** start The input **
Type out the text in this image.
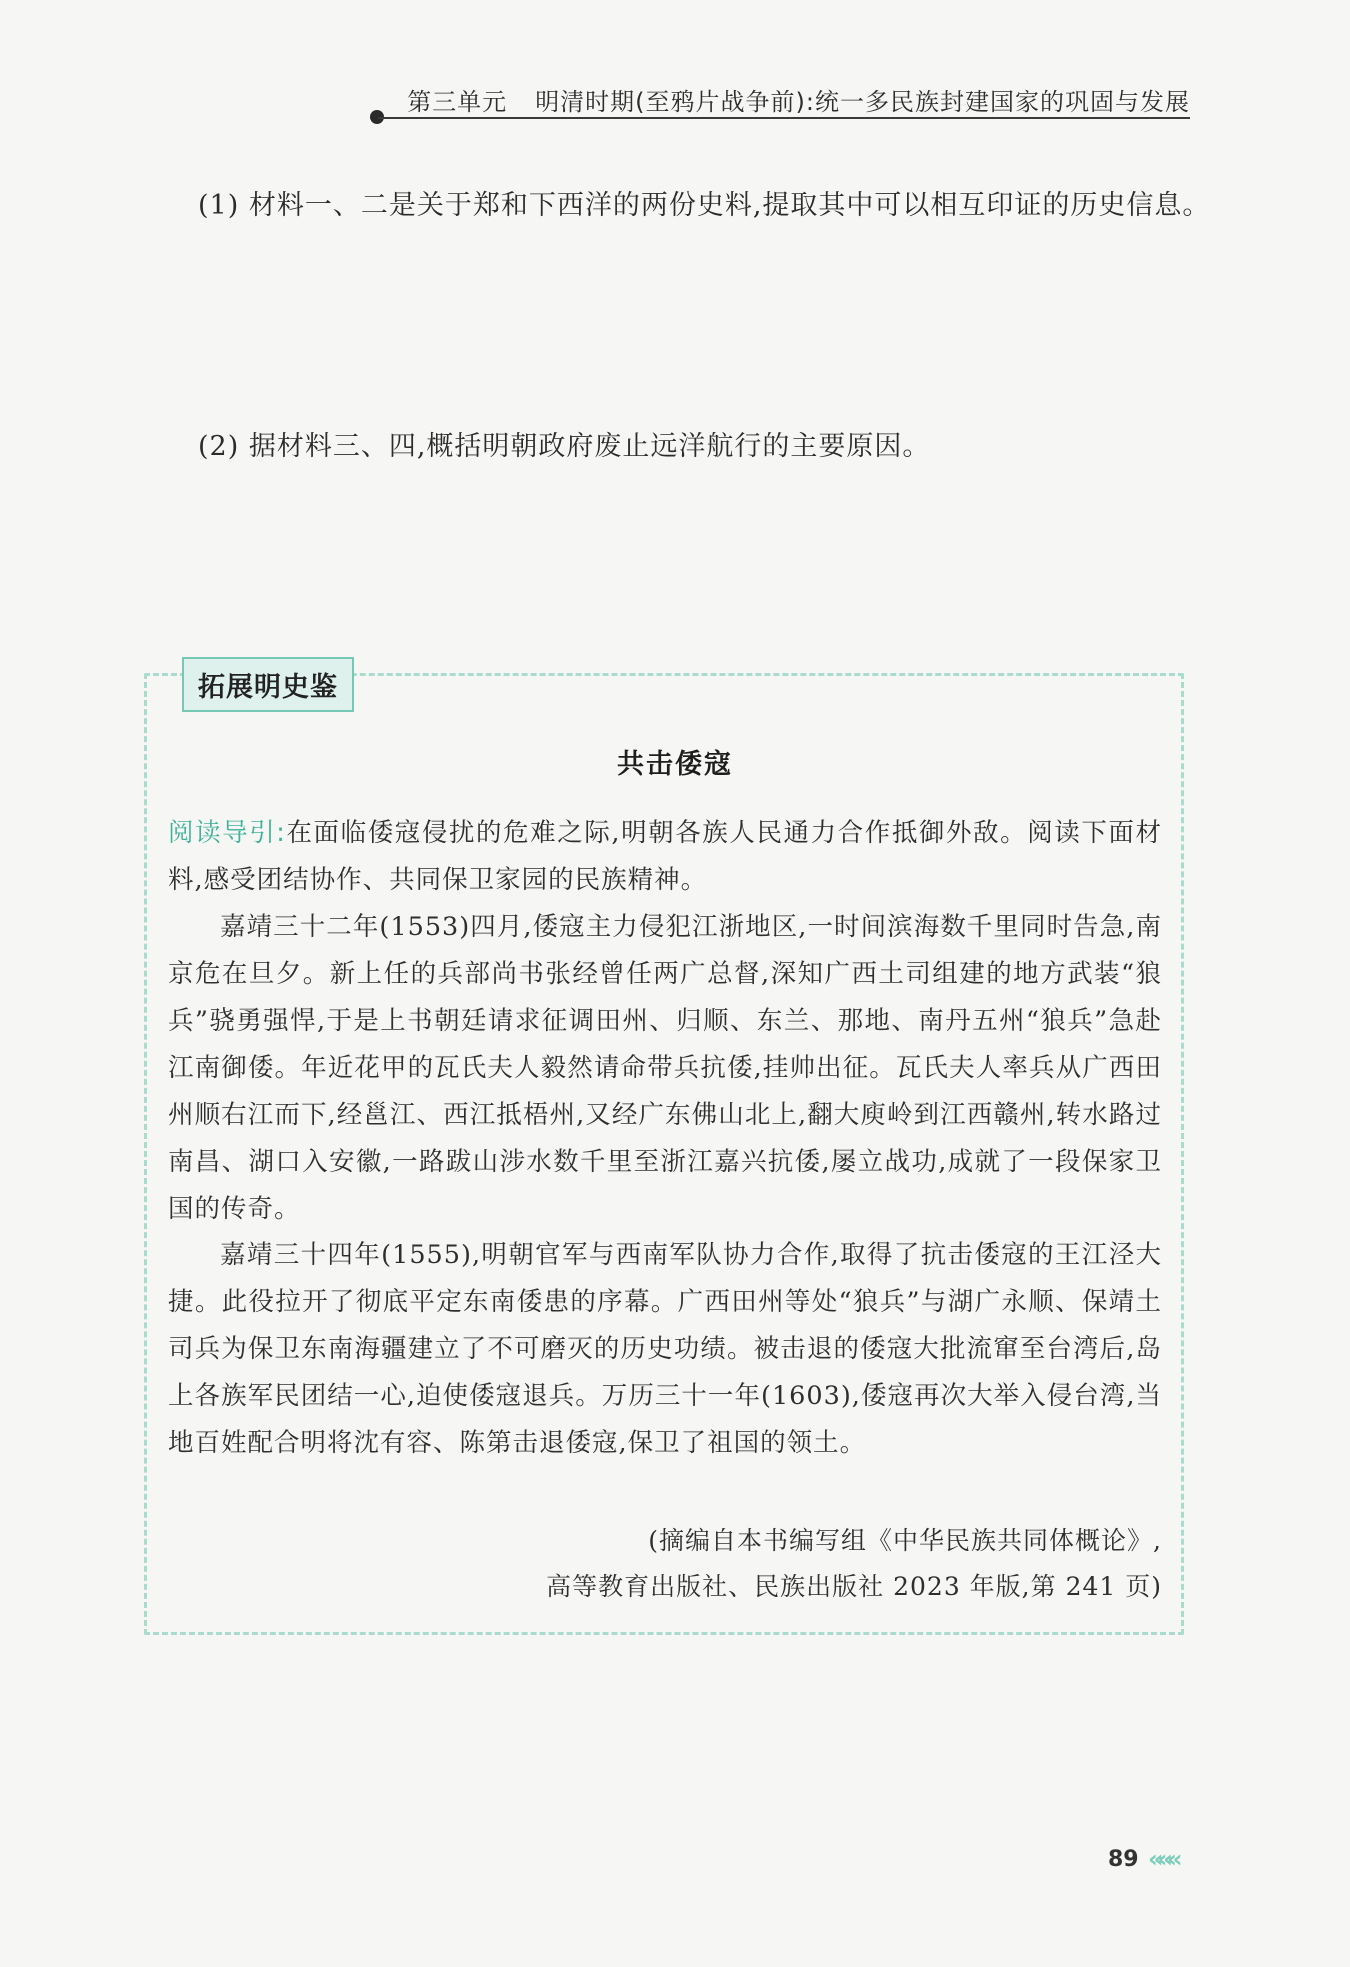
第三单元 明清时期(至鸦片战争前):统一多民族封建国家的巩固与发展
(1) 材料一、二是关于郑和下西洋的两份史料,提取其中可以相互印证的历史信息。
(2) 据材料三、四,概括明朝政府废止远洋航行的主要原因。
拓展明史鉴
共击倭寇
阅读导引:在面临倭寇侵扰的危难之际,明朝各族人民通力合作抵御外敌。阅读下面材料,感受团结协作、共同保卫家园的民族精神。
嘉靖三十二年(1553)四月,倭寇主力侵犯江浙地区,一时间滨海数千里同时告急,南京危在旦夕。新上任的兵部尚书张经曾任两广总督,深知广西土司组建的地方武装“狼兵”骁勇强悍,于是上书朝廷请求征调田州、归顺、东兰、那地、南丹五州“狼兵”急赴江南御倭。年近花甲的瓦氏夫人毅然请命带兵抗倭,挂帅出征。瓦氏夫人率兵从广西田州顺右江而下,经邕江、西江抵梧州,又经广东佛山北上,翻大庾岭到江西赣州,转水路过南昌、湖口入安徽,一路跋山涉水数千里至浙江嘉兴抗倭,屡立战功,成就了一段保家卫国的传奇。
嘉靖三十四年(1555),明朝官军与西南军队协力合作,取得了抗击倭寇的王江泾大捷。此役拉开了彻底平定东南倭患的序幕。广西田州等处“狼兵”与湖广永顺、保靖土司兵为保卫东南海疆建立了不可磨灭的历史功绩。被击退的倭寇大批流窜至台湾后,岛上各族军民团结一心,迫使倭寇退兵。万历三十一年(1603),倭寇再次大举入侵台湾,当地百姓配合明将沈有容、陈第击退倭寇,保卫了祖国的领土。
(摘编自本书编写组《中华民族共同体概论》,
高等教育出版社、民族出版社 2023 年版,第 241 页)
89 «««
** end The input **
Problem - Print all entries exactly. The images do not belong in the copy.

Expected answer -
Type out the text in this image.
第三单元 明清时期(至鸦片战争前):统一多民族封建国家的巩固与发展
(1) 材料一、二是关于郑和下西洋的两份史料,提取其中可以相互印证的历史信息。
(2) 据材料三、四,概括明朝政府废止远洋航行的主要原因。
拓展明史鉴
共击倭寇
阅读导引:在面临倭寇侵扰的危难之际,明朝各族人民通力合作抵御外敌。阅读下面材料,感受团结协作、共同保卫家园的民族精神。
嘉靖三十二年(1553)四月,倭寇主力侵犯江浙地区,一时间滨海数千里同时告急,南京危在旦夕。新上任的兵部尚书张经曾任两广总督,深知广西土司组建的地方武装“狼兵”骁勇强悍,于是上书朝廷请求征调田州、归顺、东兰、那地、南丹五州“狼兵”急赴江南御倭。年近花甲的瓦氏夫人毅然请命带兵抗倭,挂帅出征。瓦氏夫人率兵从广西田州顺右江而下,经邕江、西江抵梧州,又经广东佛山北上,翻大庾岭到江西赣州,转水路过南昌、湖口入安徽,一路跋山涉水数千里至浙江嘉兴抗倭,屡立战功,成就了一段保家卫国的传奇。
嘉靖三十四年(1555),明朝官军与西南军队协力合作,取得了抗击倭寇的王江泾大捷。此役拉开了彻底平定东南倭患的序幕。广西田州等处“狼兵”与湖广永顺、保靖土司兵为保卫东南海疆建立了不可磨灭的历史功绩。被击退的倭寇大批流窜至台湾后,岛上各族军民团结一心,迫使倭寇退兵。万历三十一年(1603),倭寇再次大举入侵台湾,当地百姓配合明将沈有容、陈第击退倭寇,保卫了祖国的领土。
(摘编自本书编写组《中华民族共同体概论》,
高等教育出版社、民族出版社 2023 年版,第 241 页)
89 «««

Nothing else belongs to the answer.